--- TEXT EXCERPT ---
------------------------------

Baked Coconut Sticky Rice Cake is easy to make and a delicious version of Chinese sticky rice cake. This sweet treat can be enjoyed for Chinese New Year or as dessert throughout the year.
This year, for Chinese New Year, I’m sharing a very special recipe – my Auntie Florence’s Coconut Sticky Rice Cake. Into her 90’s Auntie Florence was as spry as could be. She lived until she was 97 years, and authored five comprehensive Chinese cookbooks of which I am the proud owner. The recipe for this coconut sticky rice cake was told to me over the phone by my aunt back in 2012 when I was looking for advice for a recipe I was trying to recreate. She described this simple Chinese New Year recipe, which was a favorite of hers. You won’t find this recipe in any of her cookbooks, so it’s is extra special to have this recipe.
Here’s a picture of my aunt with a Coconut Sticky Rice Cake I sent to her several years ago (with black sesame seeds and almonds on top).
Before we get to the recipe, I just want to explain a little something about the foods that are eaten for Chinese New Year. There are lots of traditional foods that are eaten for Chinese New Year, mostly because they either sound like words that mean prosperity, luck, wealth or good fortune, or look like money or gold. Chinese people are into the symbolism of food.
For example, food that might be served for Chinese New Year include a whole chicken (family unity), a whole fish (surplus), duck (happiness), lobster (life and energy), Buddha’s Delight (a vegetarian dish made with symbolic ingredients), shrimp (wealth and abundance), oysters (good fortune), scallops (shaped like ancient coins), tea eggs (fertility), noodles (longevity), jiao-tze or dumplings (shaped like old coins), turnip cake (prosperity and rising fortunes), and spring rolls (resemble gold bricks). Although dried bean curd can be eaten (happiness), fresh tofu is not served because its white color symbolizes death and misfortune. Tangerines, oranges and pomelos are given out for good luck and abundance.
So, back to today’s Coconut Sticky Rice Cake. This cake is considered one of the most important cakes eaten for Chinese New Year. It is made with sticky rice or glutinous rice flour, and is symbolic of family cohesiveness. In Chinese, this cake is called “nian gao,” which symbolizes increasing prosperity every year. For New Years, people greet each other “‘Nian Nian Gao Sheng” which means “advance toward higher positions and prosperity step by step.”

------------------------------

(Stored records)
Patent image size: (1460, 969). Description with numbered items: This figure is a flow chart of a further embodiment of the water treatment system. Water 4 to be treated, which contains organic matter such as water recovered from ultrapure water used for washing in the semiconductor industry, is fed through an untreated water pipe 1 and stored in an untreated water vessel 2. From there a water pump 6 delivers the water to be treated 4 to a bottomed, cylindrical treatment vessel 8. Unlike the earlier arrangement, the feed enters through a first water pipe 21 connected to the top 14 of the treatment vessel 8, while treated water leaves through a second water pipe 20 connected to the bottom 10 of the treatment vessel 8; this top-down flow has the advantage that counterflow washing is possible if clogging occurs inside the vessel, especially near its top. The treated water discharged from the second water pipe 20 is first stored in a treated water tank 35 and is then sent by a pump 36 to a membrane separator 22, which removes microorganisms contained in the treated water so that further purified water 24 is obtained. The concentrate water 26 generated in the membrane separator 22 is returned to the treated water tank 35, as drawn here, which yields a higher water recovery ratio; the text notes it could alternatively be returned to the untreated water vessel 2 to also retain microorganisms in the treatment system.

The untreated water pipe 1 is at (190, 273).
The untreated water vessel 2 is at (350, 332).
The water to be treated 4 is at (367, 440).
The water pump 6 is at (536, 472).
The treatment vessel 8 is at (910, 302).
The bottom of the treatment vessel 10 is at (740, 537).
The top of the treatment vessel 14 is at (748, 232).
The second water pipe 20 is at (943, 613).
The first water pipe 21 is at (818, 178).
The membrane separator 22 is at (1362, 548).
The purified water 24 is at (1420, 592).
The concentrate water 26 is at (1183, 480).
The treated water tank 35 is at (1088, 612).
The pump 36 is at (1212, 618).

------------------------------

--- TASKS TO PERFORM ---
• a. Copy out the stored records word for word, every line from the first to the last.
• b. Write the next part of the coconut sticky rice cake text, beginning after its final sentence.

--- OUTPUTS IN ORDER ---
• a.
Patent image size: (1460, 969). Description with numbered items: This figure is a flow chart of a further embodiment of the water treatment system. Water 4 to be treated, which contains organic matter such as water recovered from ultrapure water used for washing in the semiconductor industry, is fed through an untreated water pipe 1 and stored in an untreated water vessel 2. From there a water pump 6 delivers the water to be treated 4 to a bottomed, cylindrical treatment vessel 8. Unlike the earlier arrangement, the feed enters through a first water pipe 21 connected to the top 14 of the treatment vessel 8, while treated water leaves through a second water pipe 20 connected to the bottom 10 of the treatment vessel 8; this top-down flow has the advantage that counterflow washing is possible if clogging occurs inside the vessel, especially near its top. The treated water discharged from the second water pipe 20 is first stored in a treated water tank 35 and is then sent by a pump 36 to a membrane separator 22, which removes microorganisms contained in the treated water so that further purified water 24 is obtained. The concentrate water 26 generated in the membrane separator 22 is returned to the treated water tank 35, as drawn here, which yields a higher water recovery ratio; the text notes it could alternatively be returned to the untreated water vessel 2 to also retain microorganisms in the treatment system.

The untreated water pipe 1 is at (190, 273).
The untreated water vessel 2 is at (350, 332).
The water to be treated 4 is at (367, 440).
The water pump 6 is at (536, 472).
The treatment vessel 8 is at (910, 302).
The bottom of the treatment vessel 10 is at (740, 537).
The top of the treatment vessel 14 is at (748, 232).
The second water pipe 20 is at (943, 613).
The first water pipe 21 is at (818, 178).
The membrane separator 22 is at (1362, 548).
The purified water 24 is at (1420, 592).
The concentrate water 26 is at (1183, 480).
The treated water tank 35 is at (1088, 612).
The pump 36 is at (1212, 618).

• b.
Although traditionally, sticky rice cake is steamed, my aunt came up with this baked version because it’s easier and tastier. This cake is nothing like your typical cake – the texture is like mochi – it’s sticky. It also happens to be gluten-free.
I have to agree with my aunt – I like this even better than the steamed version. I remember the first time I made this coconut sticky rice cake, I split it in half and shipped half to my parents, and kept the rest for our family. I’ll be making another one of these for Chinese New Year this year.
For more recipes, check out my post on 16+ Lunar and Chinese New Year Recipes. I also wrote an extensive post last year all about Chinese New Year Traditions with lots of links to books and other resources about the Chinese New Year if you’re interested in learning more.
Here are some more recipes to inspire you to cook for Chinese New Years:
My Mom’s Coconut Sticky Rice Cake
Braised Chicken with Chestnuts
Marbled Tea Eggs
Spicy Kung Pao Chicken with Walnuts
Asian Chicken Stew in a Crockpot
Stir-Fry Noodles with Chicken, Shitake Mushrooms and Vegetables
Dan Dan Mien
Chinese Turnip Cake
Gluten-Free Chinese Dumplings
Mother’s Famous Chinese Egg Rolls (Steamy Kitchen)
Long Life Fertility Noodles with Happy Shrimp (Steamy Kitchen)
Easy Chinese Steamed Fish (Appetite for China)
Dragon Well Shrimp (Appetite for China)
Soy Sauce Chicken (Rasa Malaysia)
Longevity Noodles with Chicken, Ginger and Mushrooms (Grace Young)
Stir-Fry Sugar Snap Peas with Mushrooms (Grace Young)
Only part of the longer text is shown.